AIM OF THE TASK
Every record here needs to be written out again exactly.

- - - -

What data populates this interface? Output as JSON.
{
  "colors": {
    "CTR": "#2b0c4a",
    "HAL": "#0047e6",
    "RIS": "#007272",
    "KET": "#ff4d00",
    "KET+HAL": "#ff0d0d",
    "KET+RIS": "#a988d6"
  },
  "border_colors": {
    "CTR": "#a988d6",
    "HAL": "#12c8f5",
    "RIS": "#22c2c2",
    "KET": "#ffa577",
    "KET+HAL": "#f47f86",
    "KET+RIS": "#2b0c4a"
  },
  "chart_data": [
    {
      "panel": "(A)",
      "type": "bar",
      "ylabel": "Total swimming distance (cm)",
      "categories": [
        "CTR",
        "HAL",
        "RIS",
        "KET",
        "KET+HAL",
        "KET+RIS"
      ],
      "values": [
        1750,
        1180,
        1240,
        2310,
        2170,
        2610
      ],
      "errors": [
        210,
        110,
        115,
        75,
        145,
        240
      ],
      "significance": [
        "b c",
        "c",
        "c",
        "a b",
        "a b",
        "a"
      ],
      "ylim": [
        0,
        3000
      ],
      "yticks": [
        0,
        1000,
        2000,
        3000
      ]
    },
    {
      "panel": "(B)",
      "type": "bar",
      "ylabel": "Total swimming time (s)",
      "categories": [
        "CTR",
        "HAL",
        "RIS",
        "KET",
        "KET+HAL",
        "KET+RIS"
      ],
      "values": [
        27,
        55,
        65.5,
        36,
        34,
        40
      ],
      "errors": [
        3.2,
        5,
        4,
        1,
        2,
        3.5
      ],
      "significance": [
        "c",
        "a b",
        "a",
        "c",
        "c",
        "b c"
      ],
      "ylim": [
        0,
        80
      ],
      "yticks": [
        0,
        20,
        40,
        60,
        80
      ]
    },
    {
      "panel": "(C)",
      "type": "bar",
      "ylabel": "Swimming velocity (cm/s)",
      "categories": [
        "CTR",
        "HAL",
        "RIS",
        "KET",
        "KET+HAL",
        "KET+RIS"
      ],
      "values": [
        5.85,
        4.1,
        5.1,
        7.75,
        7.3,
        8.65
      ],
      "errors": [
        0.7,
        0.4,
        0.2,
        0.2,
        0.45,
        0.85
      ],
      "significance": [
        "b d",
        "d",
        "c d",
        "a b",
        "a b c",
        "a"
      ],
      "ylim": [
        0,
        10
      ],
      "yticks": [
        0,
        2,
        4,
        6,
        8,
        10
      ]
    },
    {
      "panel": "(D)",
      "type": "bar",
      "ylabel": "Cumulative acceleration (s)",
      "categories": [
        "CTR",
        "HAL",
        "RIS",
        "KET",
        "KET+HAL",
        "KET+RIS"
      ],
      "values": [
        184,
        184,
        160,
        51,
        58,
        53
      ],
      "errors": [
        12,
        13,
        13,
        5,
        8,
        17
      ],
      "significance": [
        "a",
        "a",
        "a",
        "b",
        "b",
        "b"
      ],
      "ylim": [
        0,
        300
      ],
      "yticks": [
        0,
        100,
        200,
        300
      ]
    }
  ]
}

- - - -

CORRECT OUTPUT
What data populates this interface? Output as JSON.
{
  "colors": {
    "CTR": "#2b0c4a",
    "HAL": "#0047e6",
    "RIS": "#007272",
    "KET": "#ff4d00",
    "KET+HAL": "#ff0d0d",
    "KET+RIS": "#a988d6"
  },
  "border_colors": {
    "CTR": "#a988d6",
    "HAL": "#12c8f5",
    "RIS": "#22c2c2",
    "KET": "#ffa577",
    "KET+HAL": "#f47f86",
    "KET+RIS": "#2b0c4a"
  },
  "chart_data": [
    {
      "panel": "(A)",
      "type": "bar",
      "ylabel": "Total swimming distance (cm)",
      "categories": [
        "CTR",
        "HAL",
        "RIS",
        "KET",
        "KET+HAL",
        "KET+RIS"
      ],
      "values": [
        1750,
        1180,
        1240,
        2310,
        2170,
        2610
      ],
      "errors": [
        210,
        110,
        115,
        75,
        145,
        240
      ],
      "significance": [
        "b c",
        "c",
        "c",
        "a b",
        "a b",
        "a"
      ],
      "ylim": [
        0,
        3000
      ],
      "yticks": [
        0,
        1000,
        2000,
        3000
      ]
    },
    {
      "panel": "(B)",
      "type": "bar",
      "ylabel": "Total swimming time (s)",
      "categories": [
        "CTR",
        "HAL",
        "RIS",
        "KET",
        "KET+HAL",
        "KET+RIS"
      ],
      "values": [
        27,
        55,
        65.5,
        36,
        34,
        40
      ],
      "errors": [
        3.2,
        5,
        4,
        1,
        2,
        3.5
      ],
      "significance": [
        "c",
        "a b",
        "a",
        "c",
        "c",
        "b c"
      ],
      "ylim": [
        0,
        80
      ],
      "yticks": [
        0,
        20,
        40,
        60,
        80
      ]
    },
    {
      "panel": "(C)",
      "type": "bar",
      "ylabel": "Swimming velocity (cm/s)",
      "categories": [
        "CTR",
        "HAL",
        "RIS",
        "KET",
        "KET+HAL",
        "KET+RIS"
      ],
      "values": [
        5.85,
        4.1,
        5.1,
        7.75,
        7.3,
        8.65
      ],
      "errors": [
        0.7,
        0.4,
        0.2,
        0.2,
        0.45,
        0.85
      ],
      "significance": [
        "b d",
        "d",
        "c d",
        "a b",
        "a b c",
        "a"
      ],
      "ylim": [
        0,
        10
      ],
      "yticks": [
        0,
        2,
        4,
        6,
        8,
        10
      ]
    },
    {
      "panel": "(D)",
      "type": "bar",
      "ylabel": "Cumulative acceleration (s)",
      "categories": [
        "CTR",
        "HAL",
        "RIS",
        "KET",
        "KET+HAL",
        "KET+RIS"
      ],
      "values": [
        184,
        184,
        160,
        51,
        58,
        53
      ],
      "errors": [
        12,
        13,
        13,
        5,
        8,
        17
      ],
      "significance": [
        "a",
        "a",
        "a",
        "b",
        "b",
        "b"
      ],
      "ylim": [
        0,
        300
      ],
      "yticks": [
        0,
        100,
        200,
        300
      ]
    }
  ]
}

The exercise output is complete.